> _REQUIREMENT_: In the records below, replace every "mask-spot" with "mask-dot" and leave the rest of each line unchanged.

== == ==

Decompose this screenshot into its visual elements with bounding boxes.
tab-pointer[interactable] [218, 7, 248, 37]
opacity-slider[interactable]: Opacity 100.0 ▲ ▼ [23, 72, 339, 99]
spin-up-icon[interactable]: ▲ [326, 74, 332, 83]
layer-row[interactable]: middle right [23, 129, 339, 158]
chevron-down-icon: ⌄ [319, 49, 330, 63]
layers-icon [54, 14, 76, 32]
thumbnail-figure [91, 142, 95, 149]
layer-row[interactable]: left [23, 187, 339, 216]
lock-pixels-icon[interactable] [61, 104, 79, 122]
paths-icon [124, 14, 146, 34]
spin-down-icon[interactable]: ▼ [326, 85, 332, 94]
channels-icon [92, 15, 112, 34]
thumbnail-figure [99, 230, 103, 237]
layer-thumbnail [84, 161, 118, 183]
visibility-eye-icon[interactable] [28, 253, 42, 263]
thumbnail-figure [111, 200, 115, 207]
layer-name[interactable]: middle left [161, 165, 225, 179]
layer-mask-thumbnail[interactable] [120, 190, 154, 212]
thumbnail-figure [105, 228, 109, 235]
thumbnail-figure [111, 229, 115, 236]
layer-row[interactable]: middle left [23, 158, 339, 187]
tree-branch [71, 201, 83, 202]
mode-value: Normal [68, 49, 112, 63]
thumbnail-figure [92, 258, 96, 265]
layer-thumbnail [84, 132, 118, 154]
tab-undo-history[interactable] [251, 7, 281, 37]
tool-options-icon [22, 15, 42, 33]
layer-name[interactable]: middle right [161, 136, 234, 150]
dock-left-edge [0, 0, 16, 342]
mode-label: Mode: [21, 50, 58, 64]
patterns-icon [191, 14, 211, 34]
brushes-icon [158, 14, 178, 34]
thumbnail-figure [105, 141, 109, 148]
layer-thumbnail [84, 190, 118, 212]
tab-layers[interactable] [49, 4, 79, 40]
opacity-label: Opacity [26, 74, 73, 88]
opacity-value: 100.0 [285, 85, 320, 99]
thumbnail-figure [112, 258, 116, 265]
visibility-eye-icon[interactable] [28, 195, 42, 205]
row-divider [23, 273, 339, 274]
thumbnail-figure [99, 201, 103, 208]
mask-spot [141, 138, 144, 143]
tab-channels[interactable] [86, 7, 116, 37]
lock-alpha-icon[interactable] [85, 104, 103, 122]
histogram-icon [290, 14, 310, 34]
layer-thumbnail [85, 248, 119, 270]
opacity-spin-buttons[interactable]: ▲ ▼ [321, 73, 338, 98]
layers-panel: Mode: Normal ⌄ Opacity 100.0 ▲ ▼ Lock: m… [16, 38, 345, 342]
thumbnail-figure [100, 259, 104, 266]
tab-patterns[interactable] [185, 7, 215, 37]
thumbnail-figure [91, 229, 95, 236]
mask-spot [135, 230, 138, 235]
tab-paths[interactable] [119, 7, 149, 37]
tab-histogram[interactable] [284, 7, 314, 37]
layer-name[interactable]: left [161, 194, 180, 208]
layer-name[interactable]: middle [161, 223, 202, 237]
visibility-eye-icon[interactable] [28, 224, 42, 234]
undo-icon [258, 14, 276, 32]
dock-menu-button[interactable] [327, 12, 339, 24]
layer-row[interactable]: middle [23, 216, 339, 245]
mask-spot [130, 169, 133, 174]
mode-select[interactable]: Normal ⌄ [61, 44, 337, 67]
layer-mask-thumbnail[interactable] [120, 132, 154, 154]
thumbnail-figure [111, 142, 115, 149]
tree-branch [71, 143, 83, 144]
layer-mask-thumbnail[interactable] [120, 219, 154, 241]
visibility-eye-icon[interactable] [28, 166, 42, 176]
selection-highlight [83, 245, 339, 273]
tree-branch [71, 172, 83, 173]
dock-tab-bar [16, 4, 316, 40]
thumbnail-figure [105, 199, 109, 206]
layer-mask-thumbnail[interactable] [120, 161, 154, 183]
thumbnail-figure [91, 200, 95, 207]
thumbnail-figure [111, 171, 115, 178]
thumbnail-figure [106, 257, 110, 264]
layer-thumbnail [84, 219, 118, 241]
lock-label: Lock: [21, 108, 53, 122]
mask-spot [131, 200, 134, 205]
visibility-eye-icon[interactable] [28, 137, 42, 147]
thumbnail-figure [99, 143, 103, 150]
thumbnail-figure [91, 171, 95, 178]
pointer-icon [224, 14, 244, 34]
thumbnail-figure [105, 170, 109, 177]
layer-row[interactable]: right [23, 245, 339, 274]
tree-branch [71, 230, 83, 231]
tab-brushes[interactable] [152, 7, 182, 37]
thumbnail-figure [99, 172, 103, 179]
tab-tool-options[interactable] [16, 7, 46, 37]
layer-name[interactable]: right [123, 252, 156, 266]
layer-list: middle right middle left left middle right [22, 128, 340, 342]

== == ==

> _WRITTEN RESPONSE_:
Decompose this screenshot into its visual elements with bounding boxes.
tab-pointer[interactable] [218, 7, 248, 37]
opacity-slider[interactable]: Opacity 100.0 ▲ ▼ [23, 72, 339, 99]
spin-up-icon[interactable]: ▲ [326, 74, 332, 83]
layer-row[interactable]: middle right [23, 129, 339, 158]
chevron-down-icon: ⌄ [319, 49, 330, 63]
layers-icon [54, 14, 76, 32]
thumbnail-figure [91, 142, 95, 149]
layer-row[interactable]: left [23, 187, 339, 216]
lock-pixels-icon[interactable] [61, 104, 79, 122]
paths-icon [124, 14, 146, 34]
spin-down-icon[interactable]: ▼ [326, 85, 332, 94]
channels-icon [92, 15, 112, 34]
thumbnail-figure [99, 230, 103, 237]
layer-thumbnail [84, 161, 118, 183]
visibility-eye-icon[interactable] [28, 253, 42, 263]
thumbnail-figure [111, 200, 115, 207]
layer-name[interactable]: middle left [161, 165, 225, 179]
layer-mask-thumbnail[interactable] [120, 190, 154, 212]
thumbnail-figure [105, 228, 109, 235]
thumbnail-figure [111, 229, 115, 236]
layer-row[interactable]: middle left [23, 158, 339, 187]
tree-branch [71, 201, 83, 202]
mode-value: Normal [68, 49, 112, 63]
thumbnail-figure [92, 258, 96, 265]
layer-thumbnail [84, 132, 118, 154]
tab-undo-history[interactable] [251, 7, 281, 37]
tool-options-icon [22, 15, 42, 33]
layer-name[interactable]: middle right [161, 136, 234, 150]
dock-left-edge [0, 0, 16, 342]
mode-label: Mode: [21, 50, 58, 64]
patterns-icon [191, 14, 211, 34]
brushes-icon [158, 14, 178, 34]
thumbnail-figure [105, 141, 109, 148]
layer-thumbnail [84, 190, 118, 212]
tab-layers[interactable] [49, 4, 79, 40]
opacity-label: Opacity [26, 74, 73, 88]
opacity-value: 100.0 [285, 85, 320, 99]
thumbnail-figure [112, 258, 116, 265]
visibility-eye-icon[interactable] [28, 195, 42, 205]
row-divider [23, 273, 339, 274]
thumbnail-figure [99, 201, 103, 208]
mask-dot [141, 138, 144, 143]
tab-channels[interactable] [86, 7, 116, 37]
lock-alpha-icon[interactable] [85, 104, 103, 122]
histogram-icon [290, 14, 310, 34]
layer-thumbnail [85, 248, 119, 270]
opacity-spin-buttons[interactable]: ▲ ▼ [321, 73, 338, 98]
layers-panel: Mode: Normal ⌄ Opacity 100.0 ▲ ▼ Lock: m… [16, 38, 345, 342]
thumbnail-figure [100, 259, 104, 266]
tab-patterns[interactable] [185, 7, 215, 37]
thumbnail-figure [91, 229, 95, 236]
mask-dot [135, 230, 138, 235]
tab-paths[interactable] [119, 7, 149, 37]
tab-histogram[interactable] [284, 7, 314, 37]
layer-name[interactable]: left [161, 194, 180, 208]
layer-name[interactable]: middle [161, 223, 202, 237]
visibility-eye-icon[interactable] [28, 224, 42, 234]
undo-icon [258, 14, 276, 32]
dock-menu-button[interactable] [327, 12, 339, 24]
layer-row[interactable]: middle [23, 216, 339, 245]
mask-dot [130, 169, 133, 174]
mode-select[interactable]: Normal ⌄ [61, 44, 337, 67]
layer-mask-thumbnail[interactable] [120, 132, 154, 154]
thumbnail-figure [111, 142, 115, 149]
tree-branch [71, 143, 83, 144]
layer-mask-thumbnail[interactable] [120, 219, 154, 241]
visibility-eye-icon[interactable] [28, 166, 42, 176]
selection-highlight [83, 245, 339, 273]
tree-branch [71, 172, 83, 173]
dock-tab-bar [16, 4, 316, 40]
thumbnail-figure [105, 199, 109, 206]
layer-mask-thumbnail[interactable] [120, 161, 154, 183]
thumbnail-figure [91, 200, 95, 207]
thumbnail-figure [111, 171, 115, 178]
thumbnail-figure [106, 257, 110, 264]
layer-thumbnail [84, 219, 118, 241]
lock-label: Lock: [21, 108, 53, 122]
mask-dot [131, 200, 134, 205]
visibility-eye-icon[interactable] [28, 137, 42, 147]
thumbnail-figure [99, 143, 103, 150]
thumbnail-figure [91, 171, 95, 178]
pointer-icon [224, 14, 244, 34]
thumbnail-figure [105, 170, 109, 177]
layer-row[interactable]: right [23, 245, 339, 274]
tree-branch [71, 230, 83, 231]
tab-brushes[interactable] [152, 7, 182, 37]
thumbnail-figure [99, 172, 103, 179]
tab-tool-options[interactable] [16, 7, 46, 37]
layer-name[interactable]: right [123, 252, 156, 266]
layer-list: middle right middle left left middle right [22, 128, 340, 342]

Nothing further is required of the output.